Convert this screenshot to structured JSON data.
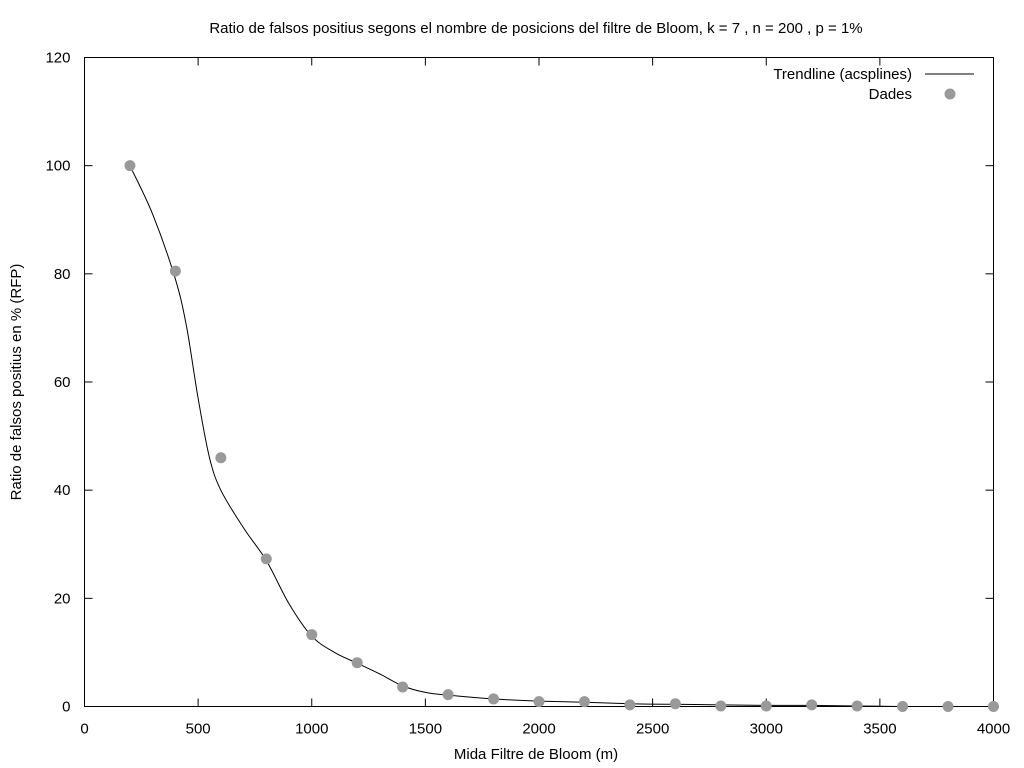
{
  "chart_data": {
    "type": "scatter",
    "title": "Ratio de falsos positius segons el nombre de posicions del filtre de Bloom, k = 7 , n = 200 , p = 1%",
    "xlabel": "Mida Filtre de Bloom (m)",
    "ylabel": "Ratio de falsos positius en % (RFP)",
    "xlim": [
      0,
      4000
    ],
    "ylim": [
      0,
      120
    ],
    "xticks": [
      "0",
      "500",
      "1000",
      "1500",
      "2000",
      "2500",
      "3000",
      "3500",
      "4000"
    ],
    "yticks": [
      "0",
      "20",
      "40",
      "60",
      "80",
      "100",
      "120"
    ],
    "grid": false,
    "legend_position": "top-right",
    "series": [
      {
        "name": "Trendline (acsplines)",
        "kind": "line",
        "color": "#000000",
        "x": [
          200,
          300,
          400,
          450,
          500,
          550,
          600,
          700,
          800,
          900,
          1000,
          1100,
          1200,
          1300,
          1400,
          1500,
          1600,
          1800,
          2000,
          2200,
          2400,
          2600,
          2800,
          3000,
          3200,
          3400,
          3600
        ],
        "y": [
          100,
          91,
          79,
          70,
          57,
          46,
          40,
          33,
          27,
          19,
          13,
          10,
          8,
          6,
          3.8,
          2.6,
          2.1,
          1.4,
          1.0,
          0.8,
          0.5,
          0.4,
          0.3,
          0.2,
          0.2,
          0.1,
          0.0
        ]
      },
      {
        "name": "Dades",
        "kind": "points",
        "color": "#999999",
        "x": [
          200,
          400,
          600,
          800,
          1000,
          1200,
          1400,
          1600,
          1800,
          2000,
          2200,
          2400,
          2600,
          2800,
          3000,
          3200,
          3400,
          3600,
          3800,
          4000
        ],
        "y": [
          100,
          80.5,
          46,
          27.3,
          13.3,
          8.1,
          3.6,
          2.2,
          1.4,
          0.9,
          0.9,
          0.3,
          0.5,
          0.1,
          0.1,
          0.3,
          0.1,
          0.0,
          0.0,
          0.0
        ]
      }
    ]
  }
}
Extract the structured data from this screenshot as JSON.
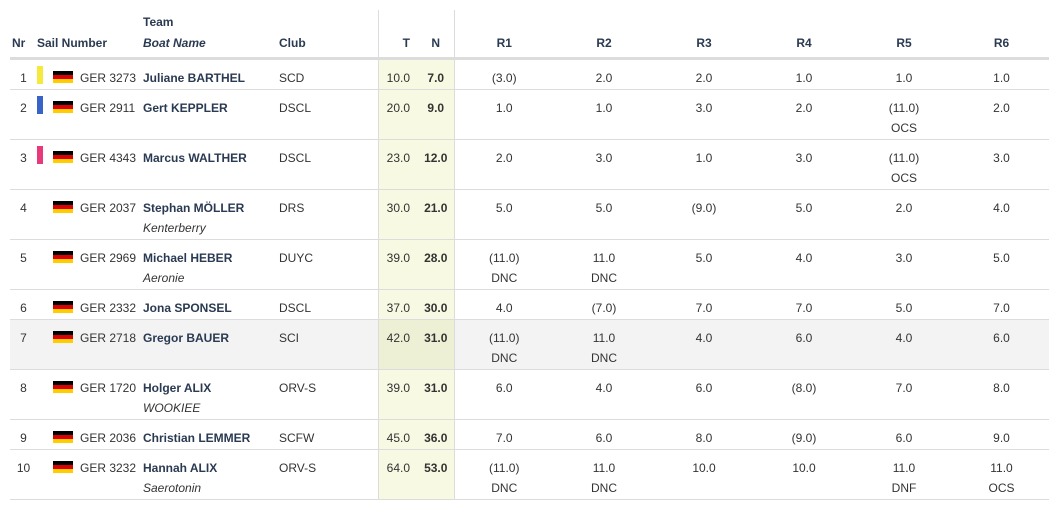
{
  "headers": {
    "nr": "Nr",
    "sail_number": "Sail Number",
    "team": "Team",
    "boat_name": "Boat Name",
    "club": "Club",
    "t": "T",
    "n": "N",
    "races": [
      "R1",
      "R2",
      "R3",
      "R4",
      "R5",
      "R6"
    ]
  },
  "colors": {
    "header_text": "#2a3a52",
    "highlight_column": "#f8f9e2",
    "row_shade": "#f3f3f3",
    "bar_yellow": "#f5ea3b",
    "bar_blue": "#3a63c8",
    "bar_pink": "#e83a7a"
  },
  "rows": [
    {
      "nr": "1",
      "bar": "#f5ea3b",
      "flag": "germany-flag",
      "sail": "GER 3273",
      "team": "Juliane BARTHEL",
      "boat": "",
      "club": "SCD",
      "t": "10.0",
      "n": "7.0",
      "races": [
        [
          "(3.0)",
          ""
        ],
        [
          "2.0",
          ""
        ],
        [
          "2.0",
          ""
        ],
        [
          "1.0",
          ""
        ],
        [
          "1.0",
          ""
        ],
        [
          "1.0",
          ""
        ]
      ]
    },
    {
      "nr": "2",
      "bar": "#3a63c8",
      "flag": "germany-flag",
      "sail": "GER 2911",
      "team": "Gert KEPPLER",
      "boat": "",
      "club": "DSCL",
      "t": "20.0",
      "n": "9.0",
      "races": [
        [
          "1.0",
          ""
        ],
        [
          "1.0",
          ""
        ],
        [
          "3.0",
          ""
        ],
        [
          "2.0",
          ""
        ],
        [
          "(11.0)",
          "OCS"
        ],
        [
          "2.0",
          ""
        ]
      ]
    },
    {
      "nr": "3",
      "bar": "#e83a7a",
      "flag": "germany-flag",
      "sail": "GER 4343",
      "team": "Marcus WALTHER",
      "boat": "",
      "club": "DSCL",
      "t": "23.0",
      "n": "12.0",
      "races": [
        [
          "2.0",
          ""
        ],
        [
          "3.0",
          ""
        ],
        [
          "1.0",
          ""
        ],
        [
          "3.0",
          ""
        ],
        [
          "(11.0)",
          "OCS"
        ],
        [
          "3.0",
          ""
        ]
      ]
    },
    {
      "nr": "4",
      "bar": "",
      "flag": "germany-flag",
      "sail": "GER 2037",
      "team": "Stephan MÖLLER",
      "boat": "Kenterberry",
      "club": "DRS",
      "t": "30.0",
      "n": "21.0",
      "races": [
        [
          "5.0",
          ""
        ],
        [
          "5.0",
          ""
        ],
        [
          "(9.0)",
          ""
        ],
        [
          "5.0",
          ""
        ],
        [
          "2.0",
          ""
        ],
        [
          "4.0",
          ""
        ]
      ]
    },
    {
      "nr": "5",
      "bar": "",
      "flag": "germany-flag",
      "sail": "GER 2969",
      "team": "Michael HEBER",
      "boat": "Aeronie",
      "club": "DUYC",
      "t": "39.0",
      "n": "28.0",
      "races": [
        [
          "(11.0)",
          "DNC"
        ],
        [
          "11.0",
          "DNC"
        ],
        [
          "5.0",
          ""
        ],
        [
          "4.0",
          ""
        ],
        [
          "3.0",
          ""
        ],
        [
          "5.0",
          ""
        ]
      ]
    },
    {
      "nr": "6",
      "bar": "",
      "flag": "germany-flag",
      "sail": "GER 2332",
      "team": "Jona SPONSEL",
      "boat": "",
      "club": "DSCL",
      "t": "37.0",
      "n": "30.0",
      "races": [
        [
          "4.0",
          ""
        ],
        [
          "(7.0)",
          ""
        ],
        [
          "7.0",
          ""
        ],
        [
          "7.0",
          ""
        ],
        [
          "5.0",
          ""
        ],
        [
          "7.0",
          ""
        ]
      ]
    },
    {
      "nr": "7",
      "bar": "",
      "flag": "germany-flag",
      "sail": "GER 2718",
      "team": "Gregor BAUER",
      "boat": "",
      "club": "SCI",
      "t": "42.0",
      "n": "31.0",
      "races": [
        [
          "(11.0)",
          "DNC"
        ],
        [
          "11.0",
          "DNC"
        ],
        [
          "4.0",
          ""
        ],
        [
          "6.0",
          ""
        ],
        [
          "4.0",
          ""
        ],
        [
          "6.0",
          ""
        ]
      ]
    },
    {
      "nr": "8",
      "bar": "",
      "flag": "germany-flag",
      "sail": "GER 1720",
      "team": "Holger ALIX",
      "boat": "WOOKIEE",
      "club": "ORV-S",
      "t": "39.0",
      "n": "31.0",
      "races": [
        [
          "6.0",
          ""
        ],
        [
          "4.0",
          ""
        ],
        [
          "6.0",
          ""
        ],
        [
          "(8.0)",
          ""
        ],
        [
          "7.0",
          ""
        ],
        [
          "8.0",
          ""
        ]
      ]
    },
    {
      "nr": "9",
      "bar": "",
      "flag": "germany-flag",
      "sail": "GER 2036",
      "team": "Christian LEMMER",
      "boat": "",
      "club": "SCFW",
      "t": "45.0",
      "n": "36.0",
      "races": [
        [
          "7.0",
          ""
        ],
        [
          "6.0",
          ""
        ],
        [
          "8.0",
          ""
        ],
        [
          "(9.0)",
          ""
        ],
        [
          "6.0",
          ""
        ],
        [
          "9.0",
          ""
        ]
      ]
    },
    {
      "nr": "10",
      "bar": "",
      "flag": "germany-flag",
      "sail": "GER 3232",
      "team": "Hannah ALIX",
      "boat": "Saerotonin",
      "club": "ORV-S",
      "t": "64.0",
      "n": "53.0",
      "races": [
        [
          "(11.0)",
          "DNC"
        ],
        [
          "11.0",
          "DNC"
        ],
        [
          "10.0",
          ""
        ],
        [
          "10.0",
          ""
        ],
        [
          "11.0",
          "DNF"
        ],
        [
          "11.0",
          "OCS"
        ]
      ]
    }
  ]
}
....
Transcribe all of the entries word for word, but skip any pictures they contain.

**WRITTEN SOLUTION**.
Convert this screenshot to structured JSON data.
{
  "chart_data": {
    "type": "scatter",
    "title": "Ratio de falsos positius segons el nombre de posicions del filtre de Bloom, k = 7 , n = 200 , p = 1%",
    "xlabel": "Mida Filtre de Bloom (m)",
    "ylabel": "Ratio de falsos positius en % (RFP)",
    "xlim": [
      0,
      4000
    ],
    "ylim": [
      0,
      120
    ],
    "xticks": [
      "0",
      "500",
      "1000",
      "1500",
      "2000",
      "2500",
      "3000",
      "3500",
      "4000"
    ],
    "yticks": [
      "0",
      "20",
      "40",
      "60",
      "80",
      "100",
      "120"
    ],
    "grid": false,
    "legend_position": "top-right",
    "series": [
      {
        "name": "Trendline (acsplines)",
        "kind": "line",
        "color": "#000000",
        "x": [
          200,
          300,
          400,
          450,
          500,
          550,
          600,
          700,
          800,
          900,
          1000,
          1100,
          1200,
          1300,
          1400,
          1500,
          1600,
          1800,
          2000,
          2200,
          2400,
          2600,
          2800,
          3000,
          3200,
          3400,
          3600
        ],
        "y": [
          100,
          91,
          79,
          70,
          57,
          46,
          40,
          33,
          27,
          19,
          13,
          10,
          8,
          6,
          3.8,
          2.6,
          2.1,
          1.4,
          1.0,
          0.8,
          0.5,
          0.4,
          0.3,
          0.2,
          0.2,
          0.1,
          0.0
        ]
      },
      {
        "name": "Dades",
        "kind": "points",
        "color": "#999999",
        "x": [
          200,
          400,
          600,
          800,
          1000,
          1200,
          1400,
          1600,
          1800,
          2000,
          2200,
          2400,
          2600,
          2800,
          3000,
          3200,
          3400,
          3600,
          3800,
          4000
        ],
        "y": [
          100,
          80.5,
          46,
          27.3,
          13.3,
          8.1,
          3.6,
          2.2,
          1.4,
          0.9,
          0.9,
          0.3,
          0.5,
          0.1,
          0.1,
          0.3,
          0.1,
          0.0,
          0.0,
          0.0
        ]
      }
    ]
  }
}
Extract the structured data from this screenshot as JSON.
{
  "headers": {
    "nr": "Nr",
    "sail_number": "Sail Number",
    "team": "Team",
    "boat_name": "Boat Name",
    "club": "Club",
    "t": "T",
    "n": "N",
    "races": [
      "R1",
      "R2",
      "R3",
      "R4",
      "R5",
      "R6"
    ]
  },
  "colors": {
    "header_text": "#2a3a52",
    "highlight_column": "#f8f9e2",
    "row_shade": "#f3f3f3",
    "bar_yellow": "#f5ea3b",
    "bar_blue": "#3a63c8",
    "bar_pink": "#e83a7a"
  },
  "rows": [
    {
      "nr": "1",
      "bar": "#f5ea3b",
      "flag": "germany-flag",
      "sail": "GER 3273",
      "team": "Juliane BARTHEL",
      "boat": "",
      "club": "SCD",
      "t": "10.0",
      "n": "7.0",
      "races": [
        [
          "(3.0)",
          ""
        ],
        [
          "2.0",
          ""
        ],
        [
          "2.0",
          ""
        ],
        [
          "1.0",
          ""
        ],
        [
          "1.0",
          ""
        ],
        [
          "1.0",
          ""
        ]
      ]
    },
    {
      "nr": "2",
      "bar": "#3a63c8",
      "flag": "germany-flag",
      "sail": "GER 2911",
      "team": "Gert KEPPLER",
      "boat": "",
      "club": "DSCL",
      "t": "20.0",
      "n": "9.0",
      "races": [
        [
          "1.0",
          ""
        ],
        [
          "1.0",
          ""
        ],
        [
          "3.0",
          ""
        ],
        [
          "2.0",
          ""
        ],
        [
          "(11.0)",
          "OCS"
        ],
        [
          "2.0",
          ""
        ]
      ]
    },
    {
      "nr": "3",
      "bar": "#e83a7a",
      "flag": "germany-flag",
      "sail": "GER 4343",
      "team": "Marcus WALTHER",
      "boat": "",
      "club": "DSCL",
      "t": "23.0",
      "n": "12.0",
      "races": [
        [
          "2.0",
          ""
        ],
        [
          "3.0",
          ""
        ],
        [
          "1.0",
          ""
        ],
        [
          "3.0",
          ""
        ],
        [
          "(11.0)",
          "OCS"
        ],
        [
          "3.0",
          ""
        ]
      ]
    },
    {
      "nr": "4",
      "bar": "",
      "flag": "germany-flag",
      "sail": "GER 2037",
      "team": "Stephan MÖLLER",
      "boat": "Kenterberry",
      "club": "DRS",
      "t": "30.0",
      "n": "21.0",
      "races": [
        [
          "5.0",
          ""
        ],
        [
          "5.0",
          ""
        ],
        [
          "(9.0)",
          ""
        ],
        [
          "5.0",
          ""
        ],
        [
          "2.0",
          ""
        ],
        [
          "4.0",
          ""
        ]
      ]
    },
    {
      "nr": "5",
      "bar": "",
      "flag": "germany-flag",
      "sail": "GER 2969",
      "team": "Michael HEBER",
      "boat": "Aeronie",
      "club": "DUYC",
      "t": "39.0",
      "n": "28.0",
      "races": [
        [
          "(11.0)",
          "DNC"
        ],
        [
          "11.0",
          "DNC"
        ],
        [
          "5.0",
          ""
        ],
        [
          "4.0",
          ""
        ],
        [
          "3.0",
          ""
        ],
        [
          "5.0",
          ""
        ]
      ]
    },
    {
      "nr": "6",
      "bar": "",
      "flag": "germany-flag",
      "sail": "GER 2332",
      "team": "Jona SPONSEL",
      "boat": "",
      "club": "DSCL",
      "t": "37.0",
      "n": "30.0",
      "races": [
        [
          "4.0",
          ""
        ],
        [
          "(7.0)",
          ""
        ],
        [
          "7.0",
          ""
        ],
        [
          "7.0",
          ""
        ],
        [
          "5.0",
          ""
        ],
        [
          "7.0",
          ""
        ]
      ]
    },
    {
      "nr": "7",
      "bar": "",
      "flag": "germany-flag",
      "sail": "GER 2718",
      "team": "Gregor BAUER",
      "boat": "",
      "club": "SCI",
      "t": "42.0",
      "n": "31.0",
      "races": [
        [
          "(11.0)",
          "DNC"
        ],
        [
          "11.0",
          "DNC"
        ],
        [
          "4.0",
          ""
        ],
        [
          "6.0",
          ""
        ],
        [
          "4.0",
          ""
        ],
        [
          "6.0",
          ""
        ]
      ]
    },
    {
      "nr": "8",
      "bar": "",
      "flag": "germany-flag",
      "sail": "GER 1720",
      "team": "Holger ALIX",
      "boat": "WOOKIEE",
      "club": "ORV-S",
      "t": "39.0",
      "n": "31.0",
      "races": [
        [
          "6.0",
          ""
        ],
        [
          "4.0",
          ""
        ],
        [
          "6.0",
          ""
        ],
        [
          "(8.0)",
          ""
        ],
        [
          "7.0",
          ""
        ],
        [
          "8.0",
          ""
        ]
      ]
    },
    {
      "nr": "9",
      "bar": "",
      "flag": "germany-flag",
      "sail": "GER 2036",
      "team": "Christian LEMMER",
      "boat": "",
      "club": "SCFW",
      "t": "45.0",
      "n": "36.0",
      "races": [
        [
          "7.0",
          ""
        ],
        [
          "6.0",
          ""
        ],
        [
          "8.0",
          ""
        ],
        [
          "(9.0)",
          ""
        ],
        [
          "6.0",
          ""
        ],
        [
          "9.0",
          ""
        ]
      ]
    },
    {
      "nr": "10",
      "bar": "",
      "flag": "germany-flag",
      "sail": "GER 3232",
      "team": "Hannah ALIX",
      "boat": "Saerotonin",
      "club": "ORV-S",
      "t": "64.0",
      "n": "53.0",
      "races": [
        [
          "(11.0)",
          "DNC"
        ],
        [
          "11.0",
          "DNC"
        ],
        [
          "10.0",
          ""
        ],
        [
          "10.0",
          ""
        ],
        [
          "11.0",
          "DNF"
        ],
        [
          "11.0",
          "OCS"
        ]
      ]
    }
  ]
}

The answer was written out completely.